[Start Records for the exercise]

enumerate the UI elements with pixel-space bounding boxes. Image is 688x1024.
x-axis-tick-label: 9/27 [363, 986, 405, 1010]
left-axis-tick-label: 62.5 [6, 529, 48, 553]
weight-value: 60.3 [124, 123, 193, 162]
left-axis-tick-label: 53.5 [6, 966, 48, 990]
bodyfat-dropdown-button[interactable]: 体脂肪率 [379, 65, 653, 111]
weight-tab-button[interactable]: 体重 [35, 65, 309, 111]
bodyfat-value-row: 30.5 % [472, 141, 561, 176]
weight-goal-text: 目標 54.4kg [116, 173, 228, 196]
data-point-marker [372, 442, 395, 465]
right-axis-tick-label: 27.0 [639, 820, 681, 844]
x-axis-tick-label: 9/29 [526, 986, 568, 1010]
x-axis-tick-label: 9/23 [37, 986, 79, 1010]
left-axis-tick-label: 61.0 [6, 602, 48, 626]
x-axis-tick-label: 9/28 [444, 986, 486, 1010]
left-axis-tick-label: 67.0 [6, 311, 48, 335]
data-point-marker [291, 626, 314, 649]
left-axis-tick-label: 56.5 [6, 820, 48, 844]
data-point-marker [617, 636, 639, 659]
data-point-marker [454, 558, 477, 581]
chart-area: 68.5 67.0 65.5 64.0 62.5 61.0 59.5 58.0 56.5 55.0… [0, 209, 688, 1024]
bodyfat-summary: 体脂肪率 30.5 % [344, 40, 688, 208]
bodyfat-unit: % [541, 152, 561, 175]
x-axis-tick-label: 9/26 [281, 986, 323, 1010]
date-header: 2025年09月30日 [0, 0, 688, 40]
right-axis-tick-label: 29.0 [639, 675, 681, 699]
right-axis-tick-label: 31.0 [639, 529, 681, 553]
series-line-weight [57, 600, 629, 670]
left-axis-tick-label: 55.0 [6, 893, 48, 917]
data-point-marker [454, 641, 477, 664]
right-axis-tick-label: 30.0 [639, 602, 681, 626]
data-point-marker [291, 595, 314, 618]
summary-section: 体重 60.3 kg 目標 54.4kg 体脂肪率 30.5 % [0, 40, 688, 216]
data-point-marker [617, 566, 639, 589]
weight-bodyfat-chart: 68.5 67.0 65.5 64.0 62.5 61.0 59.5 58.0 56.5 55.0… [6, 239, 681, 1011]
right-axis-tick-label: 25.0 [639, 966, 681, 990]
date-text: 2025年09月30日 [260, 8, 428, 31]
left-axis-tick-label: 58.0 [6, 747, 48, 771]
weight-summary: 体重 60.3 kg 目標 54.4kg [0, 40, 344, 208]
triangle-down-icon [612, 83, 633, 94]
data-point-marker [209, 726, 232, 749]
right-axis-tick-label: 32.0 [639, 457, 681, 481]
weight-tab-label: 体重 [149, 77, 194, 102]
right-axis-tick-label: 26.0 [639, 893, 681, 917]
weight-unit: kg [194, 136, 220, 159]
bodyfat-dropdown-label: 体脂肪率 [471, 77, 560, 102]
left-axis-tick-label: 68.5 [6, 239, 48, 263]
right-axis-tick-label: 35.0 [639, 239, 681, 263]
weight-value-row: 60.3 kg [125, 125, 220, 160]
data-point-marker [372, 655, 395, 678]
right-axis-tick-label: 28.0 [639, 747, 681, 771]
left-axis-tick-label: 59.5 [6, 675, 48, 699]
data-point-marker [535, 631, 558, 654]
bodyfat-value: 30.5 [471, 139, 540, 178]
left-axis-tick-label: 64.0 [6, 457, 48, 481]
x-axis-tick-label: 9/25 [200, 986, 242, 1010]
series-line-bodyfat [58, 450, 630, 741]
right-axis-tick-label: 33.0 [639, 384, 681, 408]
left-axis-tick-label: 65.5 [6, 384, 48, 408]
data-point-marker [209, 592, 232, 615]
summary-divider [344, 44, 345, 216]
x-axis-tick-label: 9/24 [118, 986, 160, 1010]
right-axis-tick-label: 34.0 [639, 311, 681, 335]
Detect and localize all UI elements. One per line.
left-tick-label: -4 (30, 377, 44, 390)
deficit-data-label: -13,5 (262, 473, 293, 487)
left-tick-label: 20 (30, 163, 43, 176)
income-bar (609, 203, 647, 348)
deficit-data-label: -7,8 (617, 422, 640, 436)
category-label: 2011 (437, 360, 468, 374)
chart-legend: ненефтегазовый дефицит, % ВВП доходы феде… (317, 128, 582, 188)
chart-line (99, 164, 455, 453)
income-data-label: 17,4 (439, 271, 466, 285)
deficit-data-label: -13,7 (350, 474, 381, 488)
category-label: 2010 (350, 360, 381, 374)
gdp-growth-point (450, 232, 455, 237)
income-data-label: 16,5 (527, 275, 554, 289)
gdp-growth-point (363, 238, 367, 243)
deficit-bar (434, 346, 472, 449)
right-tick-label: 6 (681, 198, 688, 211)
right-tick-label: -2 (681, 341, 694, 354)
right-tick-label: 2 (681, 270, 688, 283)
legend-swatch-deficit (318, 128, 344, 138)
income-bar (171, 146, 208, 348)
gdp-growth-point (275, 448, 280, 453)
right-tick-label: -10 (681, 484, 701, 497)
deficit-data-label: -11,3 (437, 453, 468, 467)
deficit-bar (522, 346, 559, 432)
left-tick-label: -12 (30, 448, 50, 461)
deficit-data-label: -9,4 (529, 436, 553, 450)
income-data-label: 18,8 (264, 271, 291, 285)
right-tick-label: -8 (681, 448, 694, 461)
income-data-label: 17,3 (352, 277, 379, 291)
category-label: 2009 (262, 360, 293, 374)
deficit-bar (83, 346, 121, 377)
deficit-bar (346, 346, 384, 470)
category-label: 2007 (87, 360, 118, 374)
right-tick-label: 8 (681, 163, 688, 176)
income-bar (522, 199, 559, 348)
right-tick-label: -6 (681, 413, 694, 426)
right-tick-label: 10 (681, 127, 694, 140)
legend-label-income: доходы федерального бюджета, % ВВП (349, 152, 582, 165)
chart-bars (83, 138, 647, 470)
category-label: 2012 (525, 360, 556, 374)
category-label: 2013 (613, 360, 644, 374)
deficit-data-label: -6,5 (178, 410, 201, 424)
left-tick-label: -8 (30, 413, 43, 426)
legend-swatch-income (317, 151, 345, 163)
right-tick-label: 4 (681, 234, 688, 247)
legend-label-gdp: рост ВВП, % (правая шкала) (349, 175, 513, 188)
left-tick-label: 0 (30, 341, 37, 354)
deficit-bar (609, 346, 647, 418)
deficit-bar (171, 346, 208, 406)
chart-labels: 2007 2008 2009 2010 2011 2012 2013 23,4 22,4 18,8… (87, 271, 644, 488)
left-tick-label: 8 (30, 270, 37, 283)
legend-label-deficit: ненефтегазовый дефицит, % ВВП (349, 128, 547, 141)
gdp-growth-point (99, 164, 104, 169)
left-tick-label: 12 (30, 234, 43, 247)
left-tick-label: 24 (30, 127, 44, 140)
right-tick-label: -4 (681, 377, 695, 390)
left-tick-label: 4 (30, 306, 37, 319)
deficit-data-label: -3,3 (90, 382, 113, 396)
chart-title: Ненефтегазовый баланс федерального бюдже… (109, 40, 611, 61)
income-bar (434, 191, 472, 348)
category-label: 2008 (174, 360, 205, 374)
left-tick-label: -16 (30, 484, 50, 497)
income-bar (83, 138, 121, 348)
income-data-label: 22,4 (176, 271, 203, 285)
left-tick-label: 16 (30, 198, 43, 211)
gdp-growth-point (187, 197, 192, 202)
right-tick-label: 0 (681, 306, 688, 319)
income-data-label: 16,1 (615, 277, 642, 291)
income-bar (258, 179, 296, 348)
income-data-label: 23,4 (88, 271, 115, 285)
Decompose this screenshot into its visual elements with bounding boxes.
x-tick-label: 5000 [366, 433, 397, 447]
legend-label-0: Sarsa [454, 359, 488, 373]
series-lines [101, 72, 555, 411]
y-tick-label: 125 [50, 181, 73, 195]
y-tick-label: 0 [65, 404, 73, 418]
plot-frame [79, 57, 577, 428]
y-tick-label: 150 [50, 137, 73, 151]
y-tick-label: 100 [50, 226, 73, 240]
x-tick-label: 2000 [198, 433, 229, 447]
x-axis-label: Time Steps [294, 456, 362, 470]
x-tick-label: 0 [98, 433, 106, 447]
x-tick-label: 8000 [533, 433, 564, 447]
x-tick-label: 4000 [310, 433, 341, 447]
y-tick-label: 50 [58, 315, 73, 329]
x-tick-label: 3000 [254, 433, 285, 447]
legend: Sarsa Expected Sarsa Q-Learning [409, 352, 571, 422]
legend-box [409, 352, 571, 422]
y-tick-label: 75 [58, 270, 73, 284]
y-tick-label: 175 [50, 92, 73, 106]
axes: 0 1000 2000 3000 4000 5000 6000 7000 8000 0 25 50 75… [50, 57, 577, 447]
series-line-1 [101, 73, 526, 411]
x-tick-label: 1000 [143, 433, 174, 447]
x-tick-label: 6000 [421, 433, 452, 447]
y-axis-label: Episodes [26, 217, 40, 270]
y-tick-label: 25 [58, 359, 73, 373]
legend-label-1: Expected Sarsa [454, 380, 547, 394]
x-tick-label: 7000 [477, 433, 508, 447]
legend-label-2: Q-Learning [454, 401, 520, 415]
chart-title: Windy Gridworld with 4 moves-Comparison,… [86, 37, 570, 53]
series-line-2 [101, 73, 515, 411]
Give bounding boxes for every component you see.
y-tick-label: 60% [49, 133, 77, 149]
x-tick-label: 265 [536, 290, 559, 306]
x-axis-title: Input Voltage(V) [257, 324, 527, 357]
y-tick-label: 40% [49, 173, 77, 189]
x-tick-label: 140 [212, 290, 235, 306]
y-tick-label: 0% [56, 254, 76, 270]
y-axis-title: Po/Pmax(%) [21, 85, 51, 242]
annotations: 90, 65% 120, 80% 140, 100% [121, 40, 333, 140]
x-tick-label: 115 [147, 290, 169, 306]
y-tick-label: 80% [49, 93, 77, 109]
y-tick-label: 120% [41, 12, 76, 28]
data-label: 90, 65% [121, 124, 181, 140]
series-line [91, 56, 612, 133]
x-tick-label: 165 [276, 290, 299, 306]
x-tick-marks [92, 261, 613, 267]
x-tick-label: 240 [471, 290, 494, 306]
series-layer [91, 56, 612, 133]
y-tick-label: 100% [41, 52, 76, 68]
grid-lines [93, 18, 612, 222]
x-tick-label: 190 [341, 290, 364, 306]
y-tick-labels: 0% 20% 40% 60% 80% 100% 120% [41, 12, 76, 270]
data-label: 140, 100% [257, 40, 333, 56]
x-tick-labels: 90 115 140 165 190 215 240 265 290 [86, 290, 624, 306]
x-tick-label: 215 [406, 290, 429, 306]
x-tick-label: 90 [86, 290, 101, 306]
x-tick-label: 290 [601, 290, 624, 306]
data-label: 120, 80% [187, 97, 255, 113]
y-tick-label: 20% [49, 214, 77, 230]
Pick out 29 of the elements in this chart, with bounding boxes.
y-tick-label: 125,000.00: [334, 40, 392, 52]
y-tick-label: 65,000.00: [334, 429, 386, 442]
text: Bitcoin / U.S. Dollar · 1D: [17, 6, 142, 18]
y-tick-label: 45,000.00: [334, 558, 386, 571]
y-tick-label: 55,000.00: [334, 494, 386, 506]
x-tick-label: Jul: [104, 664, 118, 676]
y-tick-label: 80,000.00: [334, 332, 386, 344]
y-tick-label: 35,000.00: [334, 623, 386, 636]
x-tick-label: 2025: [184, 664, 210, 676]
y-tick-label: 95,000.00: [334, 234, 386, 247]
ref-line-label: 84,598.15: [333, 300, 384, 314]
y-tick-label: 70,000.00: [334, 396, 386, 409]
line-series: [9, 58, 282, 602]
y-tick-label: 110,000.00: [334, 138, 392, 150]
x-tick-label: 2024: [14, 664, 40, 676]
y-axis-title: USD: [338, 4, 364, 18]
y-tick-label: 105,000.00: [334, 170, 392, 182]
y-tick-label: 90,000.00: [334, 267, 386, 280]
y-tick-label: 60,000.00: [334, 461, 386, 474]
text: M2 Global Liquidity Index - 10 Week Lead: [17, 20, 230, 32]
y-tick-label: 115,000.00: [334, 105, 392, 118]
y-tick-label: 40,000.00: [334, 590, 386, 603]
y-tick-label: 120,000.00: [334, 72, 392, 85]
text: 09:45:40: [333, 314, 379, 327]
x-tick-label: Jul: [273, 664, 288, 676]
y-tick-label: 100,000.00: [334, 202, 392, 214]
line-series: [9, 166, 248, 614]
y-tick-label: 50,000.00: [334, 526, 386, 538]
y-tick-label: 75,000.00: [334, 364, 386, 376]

[End Records for the exercise]

### [What to do]
Update the listing from its first line through the line containing "weight-tab-button[interactable]: 体重 [35, 65, 309, 111]", replacing "left-axis-tick-label" with "left-axis-label" and leaving everything else unchanged.

### [Exercise answer]
enumerate the UI elements with pixel-space bounding boxes. Image is 688x1024.
x-axis-tick-label: 9/27 [363, 986, 405, 1010]
left-axis-label: 62.5 [6, 529, 48, 553]
weight-value: 60.3 [124, 123, 193, 162]
left-axis-label: 53.5 [6, 966, 48, 990]
bodyfat-dropdown-button[interactable]: 体脂肪率 [379, 65, 653, 111]
weight-tab-button[interactable]: 体重 [35, 65, 309, 111]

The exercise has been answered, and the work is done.